### MATERIAL SUPPLIED ###
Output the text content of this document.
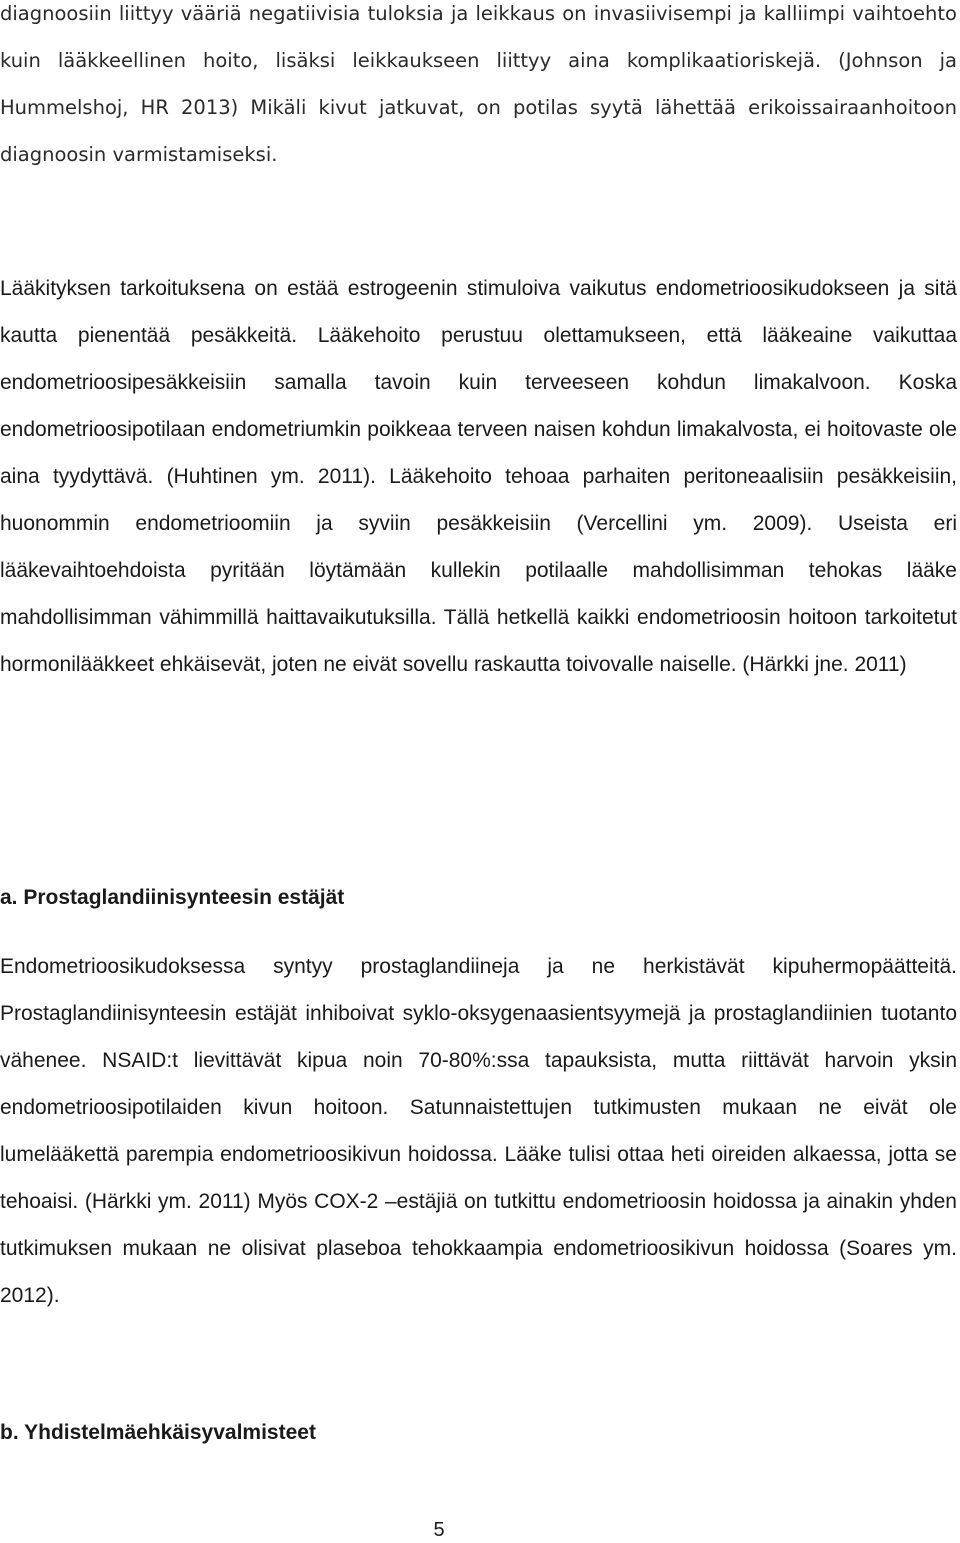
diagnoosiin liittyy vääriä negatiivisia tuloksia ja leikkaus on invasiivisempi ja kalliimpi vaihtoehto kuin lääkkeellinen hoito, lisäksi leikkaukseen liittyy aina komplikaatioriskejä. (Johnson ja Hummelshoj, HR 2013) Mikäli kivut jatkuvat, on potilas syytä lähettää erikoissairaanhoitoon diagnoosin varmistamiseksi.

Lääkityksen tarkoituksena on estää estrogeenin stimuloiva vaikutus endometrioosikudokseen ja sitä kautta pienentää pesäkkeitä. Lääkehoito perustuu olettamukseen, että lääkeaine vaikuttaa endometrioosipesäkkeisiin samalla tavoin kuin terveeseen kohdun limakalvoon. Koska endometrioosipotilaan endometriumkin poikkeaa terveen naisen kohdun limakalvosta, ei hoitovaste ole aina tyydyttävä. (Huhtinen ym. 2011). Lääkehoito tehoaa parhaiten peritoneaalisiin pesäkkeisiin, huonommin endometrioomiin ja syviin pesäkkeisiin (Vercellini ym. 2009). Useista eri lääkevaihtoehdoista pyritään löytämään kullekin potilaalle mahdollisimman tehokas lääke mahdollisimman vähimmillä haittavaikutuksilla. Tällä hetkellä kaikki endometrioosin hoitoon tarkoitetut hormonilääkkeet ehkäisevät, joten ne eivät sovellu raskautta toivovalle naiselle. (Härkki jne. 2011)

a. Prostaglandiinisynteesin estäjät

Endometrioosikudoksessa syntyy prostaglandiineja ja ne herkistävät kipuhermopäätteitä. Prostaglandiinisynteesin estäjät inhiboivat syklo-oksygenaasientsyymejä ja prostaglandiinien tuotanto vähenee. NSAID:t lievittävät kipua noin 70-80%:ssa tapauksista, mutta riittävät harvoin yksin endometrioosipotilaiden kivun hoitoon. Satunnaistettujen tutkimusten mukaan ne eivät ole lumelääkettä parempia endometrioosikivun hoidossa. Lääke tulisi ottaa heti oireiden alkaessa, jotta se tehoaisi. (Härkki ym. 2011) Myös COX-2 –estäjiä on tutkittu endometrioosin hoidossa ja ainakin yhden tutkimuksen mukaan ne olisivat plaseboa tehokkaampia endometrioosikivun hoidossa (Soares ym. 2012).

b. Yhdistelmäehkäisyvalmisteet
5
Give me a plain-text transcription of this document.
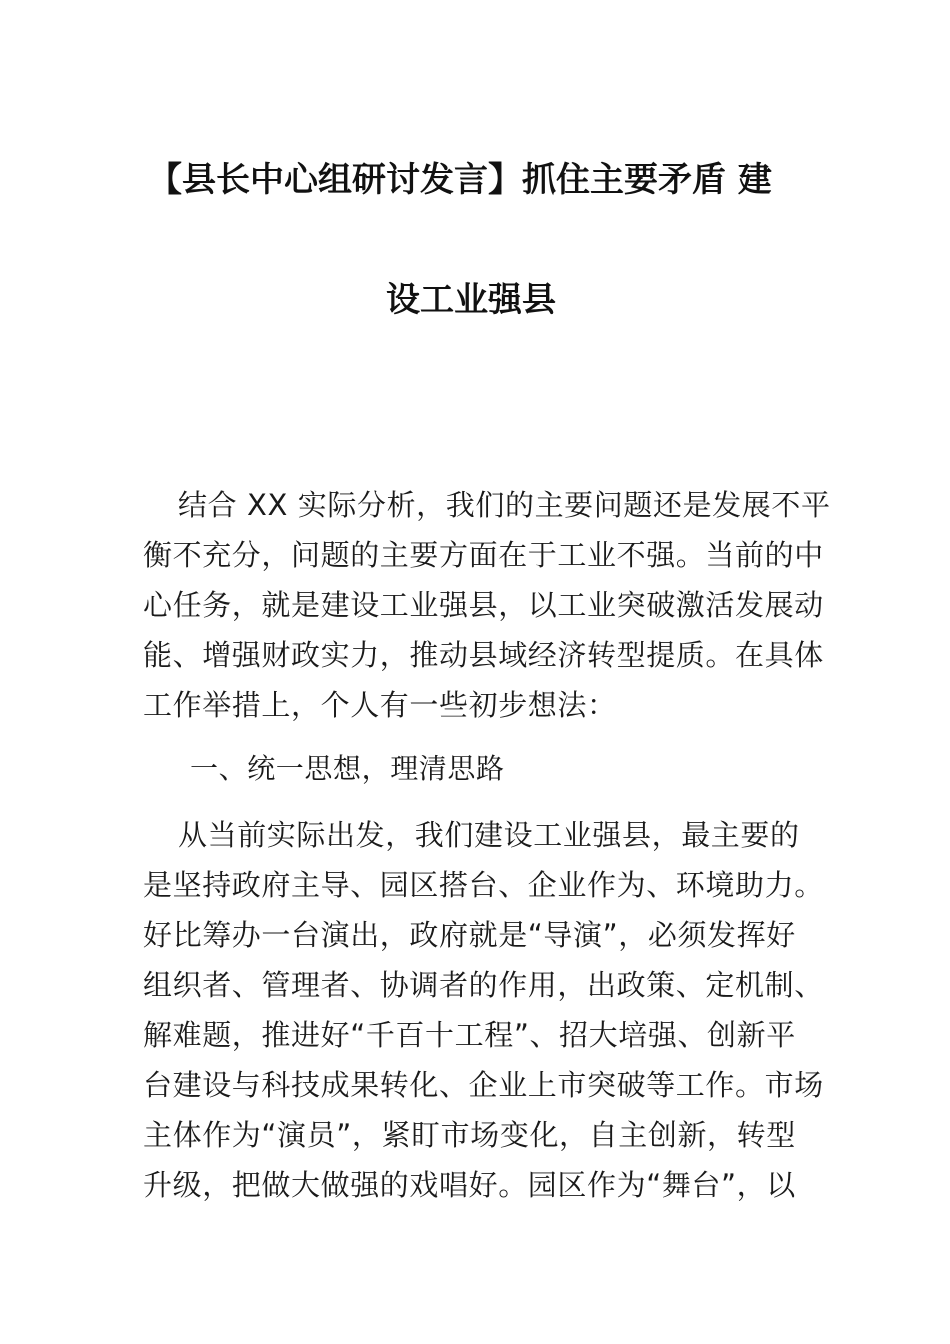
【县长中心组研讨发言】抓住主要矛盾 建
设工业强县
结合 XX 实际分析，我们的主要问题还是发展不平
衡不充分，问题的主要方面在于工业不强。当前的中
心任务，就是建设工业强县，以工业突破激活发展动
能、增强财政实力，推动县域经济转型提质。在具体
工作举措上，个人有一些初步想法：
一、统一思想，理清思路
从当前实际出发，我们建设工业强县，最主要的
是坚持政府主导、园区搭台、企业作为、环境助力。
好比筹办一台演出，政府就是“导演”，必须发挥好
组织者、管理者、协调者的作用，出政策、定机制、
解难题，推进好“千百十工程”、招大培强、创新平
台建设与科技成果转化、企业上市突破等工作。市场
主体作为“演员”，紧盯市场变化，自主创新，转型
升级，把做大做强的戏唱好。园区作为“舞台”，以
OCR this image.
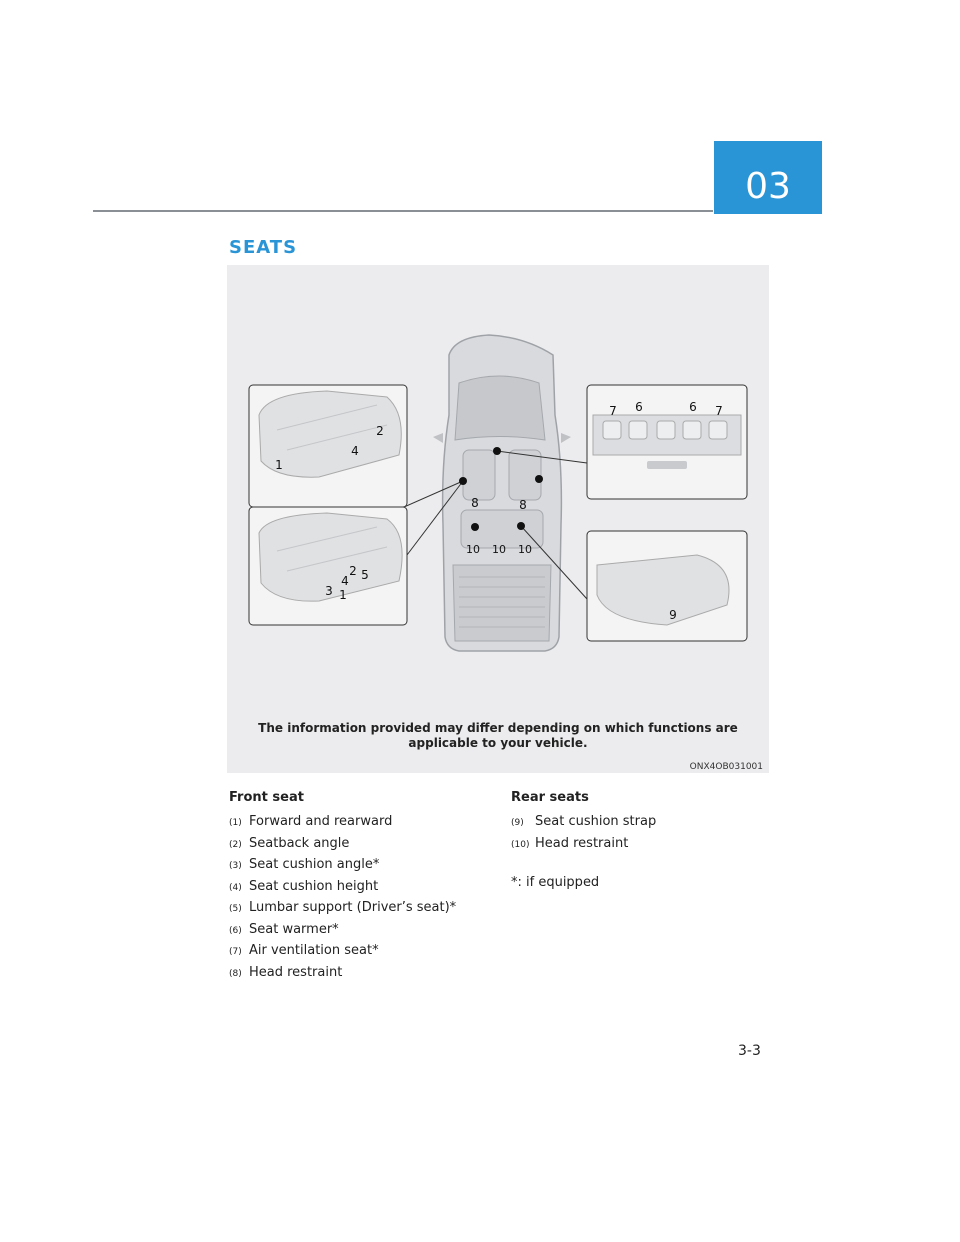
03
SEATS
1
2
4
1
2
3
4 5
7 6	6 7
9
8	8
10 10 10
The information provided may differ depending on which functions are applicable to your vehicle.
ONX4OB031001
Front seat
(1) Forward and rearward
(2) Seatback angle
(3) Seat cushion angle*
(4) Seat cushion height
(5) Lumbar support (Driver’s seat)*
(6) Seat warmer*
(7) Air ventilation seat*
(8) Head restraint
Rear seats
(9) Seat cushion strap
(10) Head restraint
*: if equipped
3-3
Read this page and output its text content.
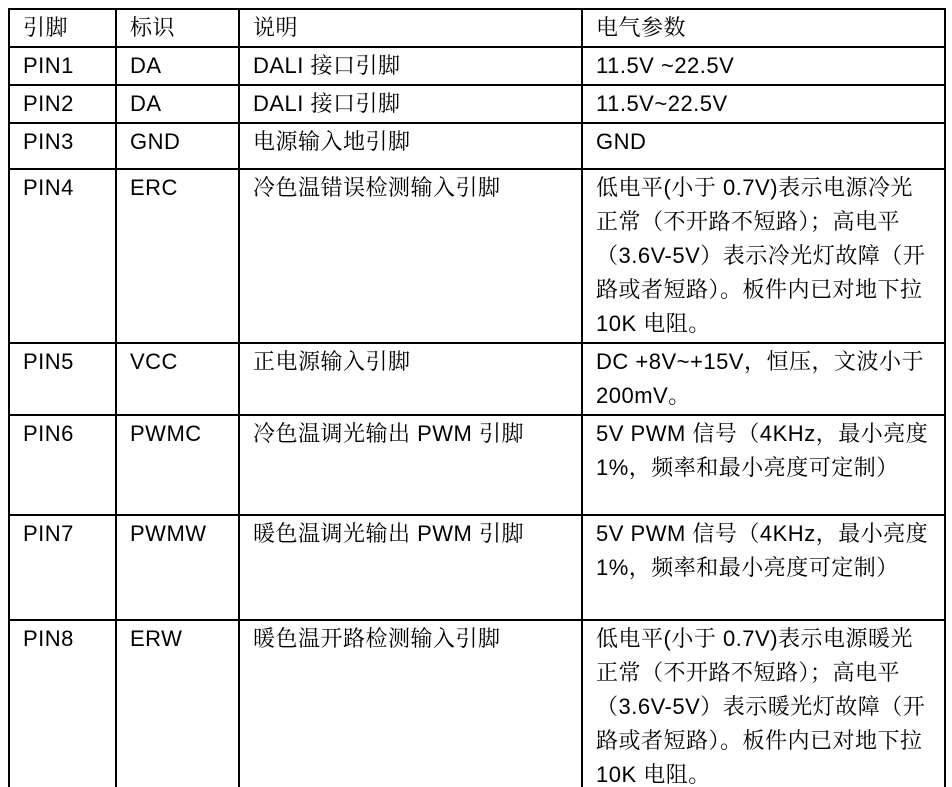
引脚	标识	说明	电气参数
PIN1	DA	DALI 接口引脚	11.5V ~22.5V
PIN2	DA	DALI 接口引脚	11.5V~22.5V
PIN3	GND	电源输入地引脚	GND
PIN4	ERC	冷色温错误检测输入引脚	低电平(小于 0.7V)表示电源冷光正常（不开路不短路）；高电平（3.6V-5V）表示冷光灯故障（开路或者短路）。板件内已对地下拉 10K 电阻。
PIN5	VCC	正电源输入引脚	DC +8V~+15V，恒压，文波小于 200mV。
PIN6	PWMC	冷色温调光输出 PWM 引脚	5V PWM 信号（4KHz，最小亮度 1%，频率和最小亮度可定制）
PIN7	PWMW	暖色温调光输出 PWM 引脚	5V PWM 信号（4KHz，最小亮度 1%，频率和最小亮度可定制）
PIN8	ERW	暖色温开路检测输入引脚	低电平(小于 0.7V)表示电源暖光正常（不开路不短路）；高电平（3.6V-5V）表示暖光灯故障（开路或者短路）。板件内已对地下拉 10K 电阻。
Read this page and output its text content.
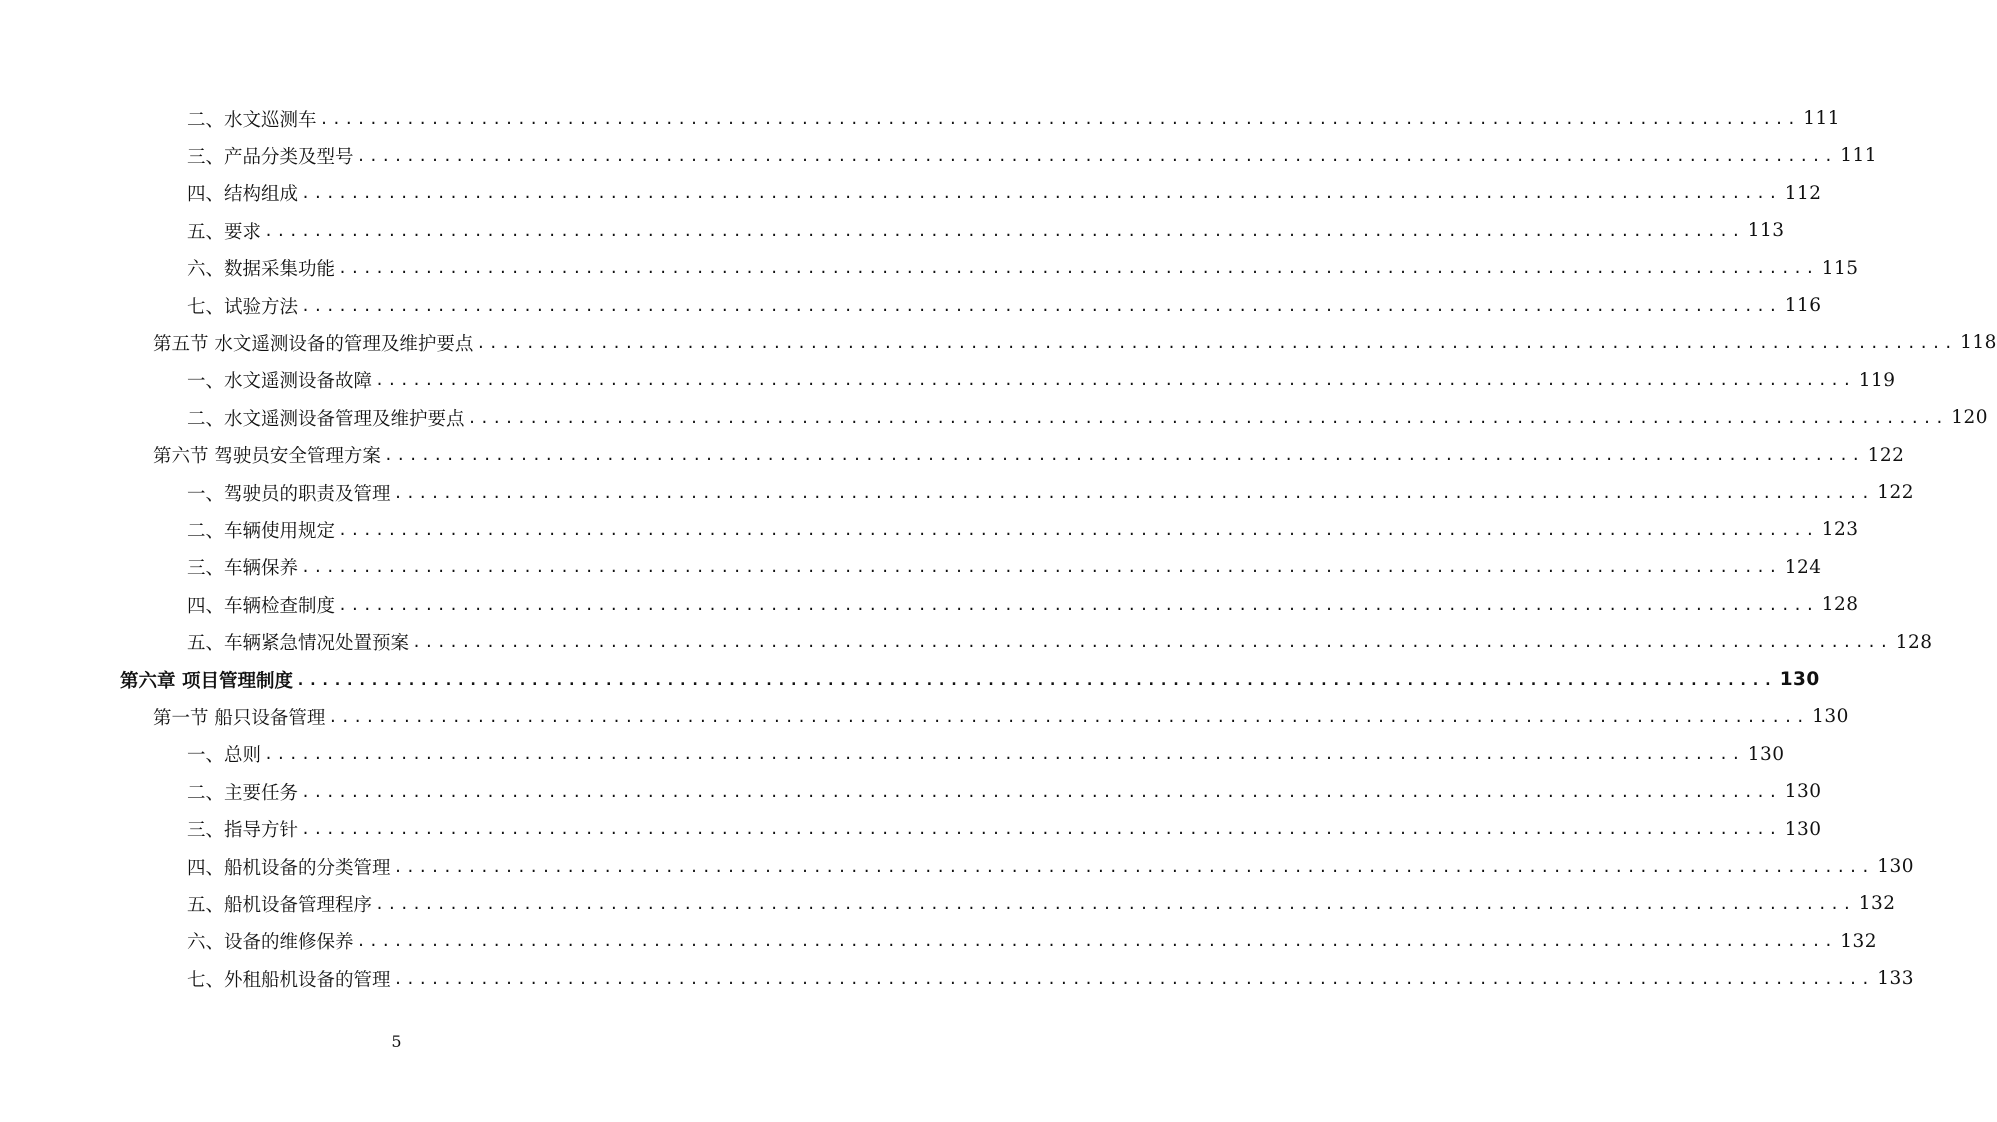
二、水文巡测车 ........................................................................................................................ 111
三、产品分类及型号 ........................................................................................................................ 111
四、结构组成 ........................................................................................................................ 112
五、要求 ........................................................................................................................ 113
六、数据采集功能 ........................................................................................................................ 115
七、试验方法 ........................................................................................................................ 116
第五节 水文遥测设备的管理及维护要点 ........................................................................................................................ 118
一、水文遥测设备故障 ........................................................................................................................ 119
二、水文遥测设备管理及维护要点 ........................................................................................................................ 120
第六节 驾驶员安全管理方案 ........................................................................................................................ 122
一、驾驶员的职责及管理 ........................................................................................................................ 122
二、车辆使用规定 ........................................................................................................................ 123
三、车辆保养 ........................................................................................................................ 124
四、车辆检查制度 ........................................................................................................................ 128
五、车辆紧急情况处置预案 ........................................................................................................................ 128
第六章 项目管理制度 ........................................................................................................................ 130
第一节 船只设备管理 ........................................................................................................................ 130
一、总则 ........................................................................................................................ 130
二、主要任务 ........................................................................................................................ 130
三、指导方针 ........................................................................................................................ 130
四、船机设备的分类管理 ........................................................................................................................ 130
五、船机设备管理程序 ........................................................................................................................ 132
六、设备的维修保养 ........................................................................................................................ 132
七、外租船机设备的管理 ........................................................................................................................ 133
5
###
* **TASK BRIEF**
Search the data above for the string "板件内已对地下拉" and copy each line that has it.

* **FINISHED TASK**
PIN4	ERC	冷色温错误检测输入引脚	低电平(小于 0.7V)表示电源冷光正常（不开路不短路）；高电平（3.6V-5V）表示冷光灯故障（开路或者短路）。板件内已对地下拉 10K 电阻。
PIN8	ERW	暖色温开路检测输入引脚	低电平(小于 0.7V)表示电源暖光正常（不开路不短路）；高电平（3.6V-5V）表示暖光灯故障（开路或者短路）。板件内已对地下拉 10K 电阻。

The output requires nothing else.